## EXERCISE PROMPT
Work out how many lines in the listing below include the word "language"; answer with the number alone.

## Part of a data file
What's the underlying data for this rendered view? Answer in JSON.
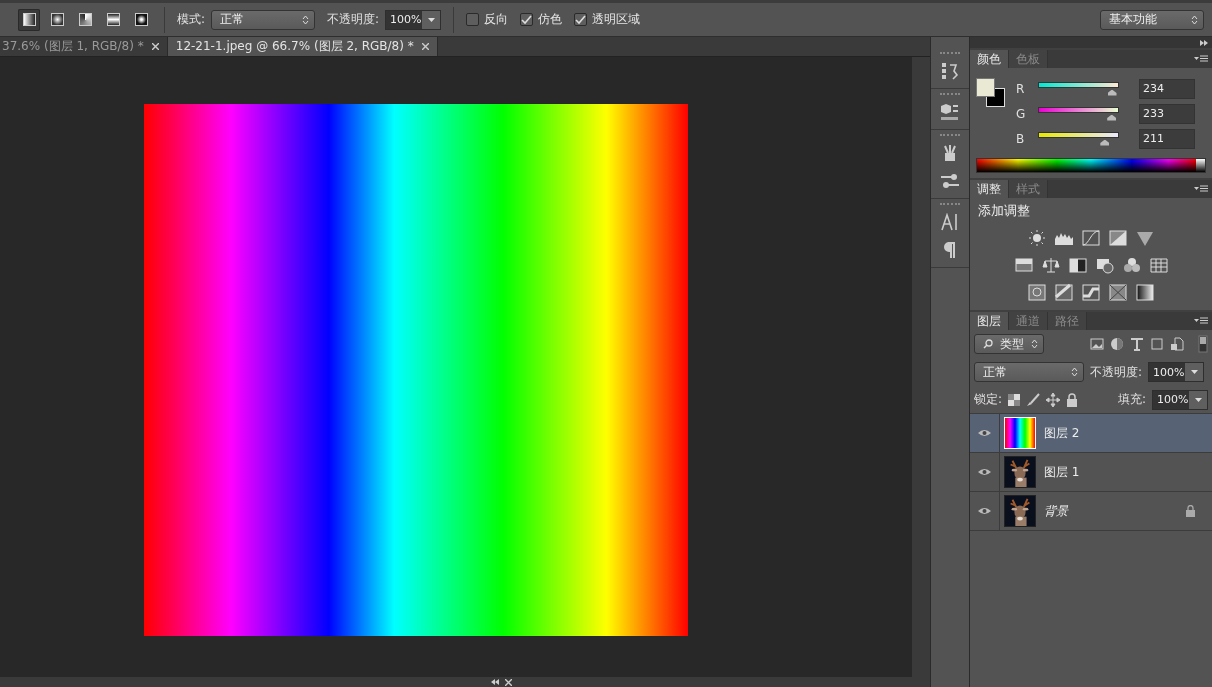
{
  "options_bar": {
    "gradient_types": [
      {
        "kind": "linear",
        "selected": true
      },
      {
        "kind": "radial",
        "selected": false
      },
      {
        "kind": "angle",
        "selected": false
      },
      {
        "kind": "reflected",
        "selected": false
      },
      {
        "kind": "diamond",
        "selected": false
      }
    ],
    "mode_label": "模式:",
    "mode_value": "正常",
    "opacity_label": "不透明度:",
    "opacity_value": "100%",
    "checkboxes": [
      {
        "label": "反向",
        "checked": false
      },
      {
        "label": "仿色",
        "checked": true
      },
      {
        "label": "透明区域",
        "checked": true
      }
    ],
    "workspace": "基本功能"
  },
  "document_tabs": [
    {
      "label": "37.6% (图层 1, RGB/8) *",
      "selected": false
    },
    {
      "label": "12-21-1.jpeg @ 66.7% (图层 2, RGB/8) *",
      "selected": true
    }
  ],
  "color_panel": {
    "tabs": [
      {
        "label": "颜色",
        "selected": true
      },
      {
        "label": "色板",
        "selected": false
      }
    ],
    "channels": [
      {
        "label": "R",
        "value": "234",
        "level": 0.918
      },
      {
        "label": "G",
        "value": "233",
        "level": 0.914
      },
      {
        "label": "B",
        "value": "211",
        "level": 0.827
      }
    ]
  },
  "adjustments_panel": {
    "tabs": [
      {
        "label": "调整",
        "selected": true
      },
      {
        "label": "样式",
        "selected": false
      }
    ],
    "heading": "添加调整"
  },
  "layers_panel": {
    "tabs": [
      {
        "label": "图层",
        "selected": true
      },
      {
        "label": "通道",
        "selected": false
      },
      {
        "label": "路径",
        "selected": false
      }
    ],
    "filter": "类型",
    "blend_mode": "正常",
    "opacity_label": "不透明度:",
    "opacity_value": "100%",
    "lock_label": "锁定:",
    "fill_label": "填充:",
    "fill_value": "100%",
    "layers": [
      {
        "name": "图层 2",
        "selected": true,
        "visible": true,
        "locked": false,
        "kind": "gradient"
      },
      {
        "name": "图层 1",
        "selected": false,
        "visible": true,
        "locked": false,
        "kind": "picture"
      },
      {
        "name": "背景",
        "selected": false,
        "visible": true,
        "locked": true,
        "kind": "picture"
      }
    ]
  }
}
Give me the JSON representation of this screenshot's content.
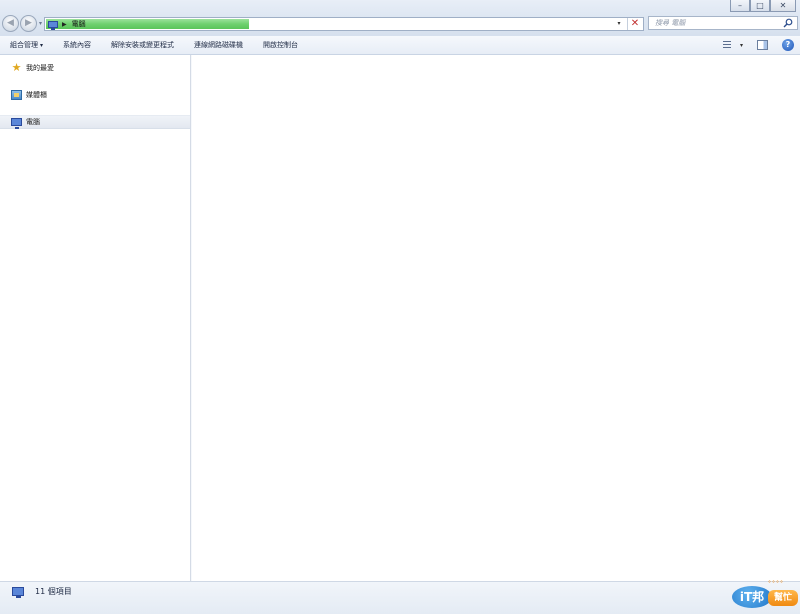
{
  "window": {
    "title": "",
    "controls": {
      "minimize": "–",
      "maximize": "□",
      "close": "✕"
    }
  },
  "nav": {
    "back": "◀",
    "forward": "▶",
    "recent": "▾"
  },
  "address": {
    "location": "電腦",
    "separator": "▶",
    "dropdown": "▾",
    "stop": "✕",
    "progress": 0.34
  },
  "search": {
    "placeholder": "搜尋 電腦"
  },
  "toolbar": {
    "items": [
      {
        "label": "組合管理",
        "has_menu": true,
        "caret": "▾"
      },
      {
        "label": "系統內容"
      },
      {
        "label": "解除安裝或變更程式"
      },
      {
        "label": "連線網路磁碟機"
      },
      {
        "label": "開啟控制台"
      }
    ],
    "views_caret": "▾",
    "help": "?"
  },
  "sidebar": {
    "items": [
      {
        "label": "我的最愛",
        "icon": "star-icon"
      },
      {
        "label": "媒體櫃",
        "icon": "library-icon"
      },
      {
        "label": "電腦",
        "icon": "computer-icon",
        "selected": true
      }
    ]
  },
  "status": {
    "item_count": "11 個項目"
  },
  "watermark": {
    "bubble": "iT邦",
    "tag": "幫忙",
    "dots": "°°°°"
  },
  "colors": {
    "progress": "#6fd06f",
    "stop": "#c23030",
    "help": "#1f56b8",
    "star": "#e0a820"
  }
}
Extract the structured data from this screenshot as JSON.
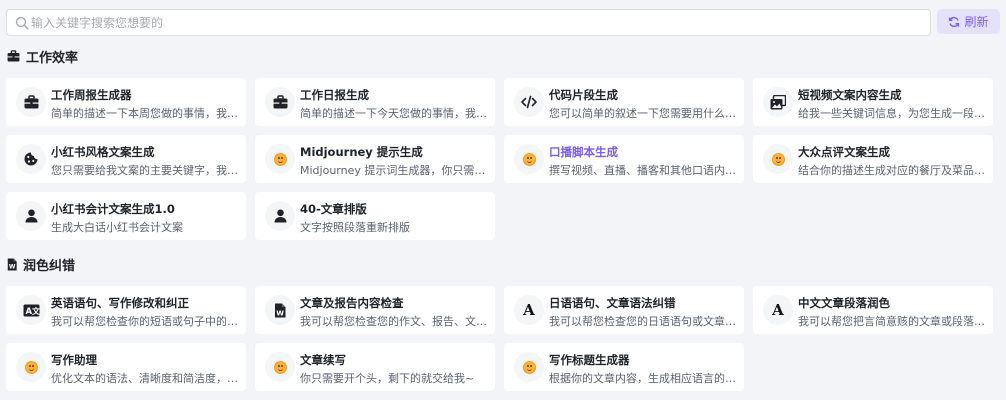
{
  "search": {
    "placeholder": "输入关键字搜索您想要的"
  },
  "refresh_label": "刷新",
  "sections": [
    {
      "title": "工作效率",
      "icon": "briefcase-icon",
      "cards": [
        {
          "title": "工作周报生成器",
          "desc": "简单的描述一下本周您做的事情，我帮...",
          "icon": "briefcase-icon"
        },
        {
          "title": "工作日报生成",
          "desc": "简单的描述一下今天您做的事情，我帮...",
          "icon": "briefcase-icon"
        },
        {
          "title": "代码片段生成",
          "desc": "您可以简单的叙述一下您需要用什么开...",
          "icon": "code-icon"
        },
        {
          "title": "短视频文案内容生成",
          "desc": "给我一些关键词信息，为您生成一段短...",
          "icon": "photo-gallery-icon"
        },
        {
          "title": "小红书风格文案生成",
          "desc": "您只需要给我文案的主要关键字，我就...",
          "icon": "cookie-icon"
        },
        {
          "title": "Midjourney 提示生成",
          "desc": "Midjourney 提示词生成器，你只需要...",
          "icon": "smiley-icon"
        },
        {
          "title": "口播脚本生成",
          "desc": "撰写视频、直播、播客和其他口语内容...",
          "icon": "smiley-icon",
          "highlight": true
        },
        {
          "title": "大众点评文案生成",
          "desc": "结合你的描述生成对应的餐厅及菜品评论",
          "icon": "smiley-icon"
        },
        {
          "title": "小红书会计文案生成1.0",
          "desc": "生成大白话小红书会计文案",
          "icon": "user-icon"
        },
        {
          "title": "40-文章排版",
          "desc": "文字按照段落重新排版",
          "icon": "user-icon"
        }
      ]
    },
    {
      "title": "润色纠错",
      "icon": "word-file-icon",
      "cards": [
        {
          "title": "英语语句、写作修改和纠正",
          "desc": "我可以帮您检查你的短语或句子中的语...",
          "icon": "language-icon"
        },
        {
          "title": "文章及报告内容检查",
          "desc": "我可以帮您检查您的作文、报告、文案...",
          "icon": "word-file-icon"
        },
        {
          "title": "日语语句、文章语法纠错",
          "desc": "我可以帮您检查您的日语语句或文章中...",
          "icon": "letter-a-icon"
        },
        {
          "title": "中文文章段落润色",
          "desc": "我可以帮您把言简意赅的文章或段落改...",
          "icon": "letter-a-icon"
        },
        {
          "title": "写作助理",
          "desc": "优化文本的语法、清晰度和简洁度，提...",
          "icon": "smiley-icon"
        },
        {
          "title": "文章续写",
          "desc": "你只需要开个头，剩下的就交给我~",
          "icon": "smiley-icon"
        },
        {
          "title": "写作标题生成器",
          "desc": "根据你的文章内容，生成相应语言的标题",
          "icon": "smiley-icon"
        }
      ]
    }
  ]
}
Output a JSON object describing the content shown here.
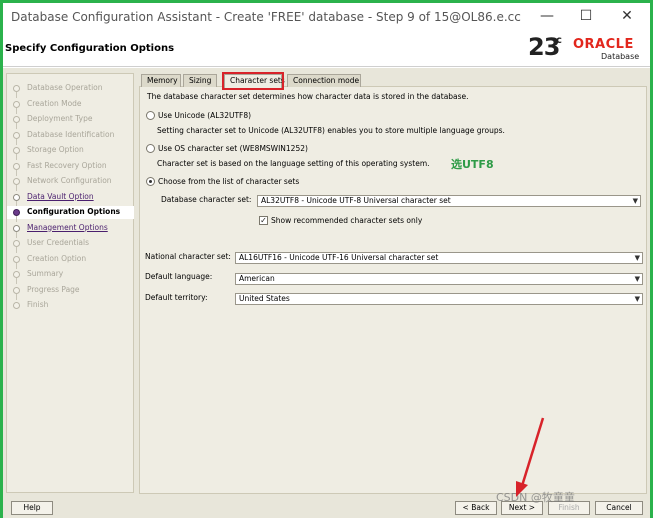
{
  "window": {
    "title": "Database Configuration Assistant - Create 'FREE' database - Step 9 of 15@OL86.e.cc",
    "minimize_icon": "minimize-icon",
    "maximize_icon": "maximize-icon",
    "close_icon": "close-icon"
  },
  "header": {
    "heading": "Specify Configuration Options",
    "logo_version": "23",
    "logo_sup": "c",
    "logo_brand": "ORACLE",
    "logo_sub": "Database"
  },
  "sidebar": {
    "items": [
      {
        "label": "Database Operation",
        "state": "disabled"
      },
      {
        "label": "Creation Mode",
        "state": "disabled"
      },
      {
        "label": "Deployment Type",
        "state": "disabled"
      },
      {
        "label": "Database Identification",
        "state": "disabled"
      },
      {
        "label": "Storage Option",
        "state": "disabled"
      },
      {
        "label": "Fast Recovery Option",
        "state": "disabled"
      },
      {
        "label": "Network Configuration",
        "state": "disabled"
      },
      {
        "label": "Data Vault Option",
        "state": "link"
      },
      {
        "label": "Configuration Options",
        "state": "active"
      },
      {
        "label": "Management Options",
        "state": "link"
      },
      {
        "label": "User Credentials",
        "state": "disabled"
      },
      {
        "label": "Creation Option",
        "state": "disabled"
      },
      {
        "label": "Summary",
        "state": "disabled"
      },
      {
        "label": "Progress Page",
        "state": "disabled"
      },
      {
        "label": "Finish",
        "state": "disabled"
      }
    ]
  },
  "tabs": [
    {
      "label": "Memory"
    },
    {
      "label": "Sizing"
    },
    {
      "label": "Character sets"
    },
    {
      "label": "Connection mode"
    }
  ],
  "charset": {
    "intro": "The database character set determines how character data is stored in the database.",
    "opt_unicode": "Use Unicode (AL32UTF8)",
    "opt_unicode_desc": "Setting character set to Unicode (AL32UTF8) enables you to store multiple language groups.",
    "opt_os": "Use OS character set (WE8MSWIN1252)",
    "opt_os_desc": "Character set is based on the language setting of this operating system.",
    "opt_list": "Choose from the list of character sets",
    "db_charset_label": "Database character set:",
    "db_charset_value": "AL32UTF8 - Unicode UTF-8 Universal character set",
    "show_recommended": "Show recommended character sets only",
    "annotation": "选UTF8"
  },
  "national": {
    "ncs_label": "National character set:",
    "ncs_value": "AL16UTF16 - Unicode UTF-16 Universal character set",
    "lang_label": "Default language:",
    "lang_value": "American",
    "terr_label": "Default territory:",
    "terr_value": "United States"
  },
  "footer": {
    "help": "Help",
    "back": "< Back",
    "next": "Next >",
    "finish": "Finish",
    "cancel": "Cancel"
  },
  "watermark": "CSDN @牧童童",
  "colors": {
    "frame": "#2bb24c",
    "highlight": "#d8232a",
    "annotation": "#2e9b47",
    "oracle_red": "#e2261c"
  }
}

## TASK RESPONSE
4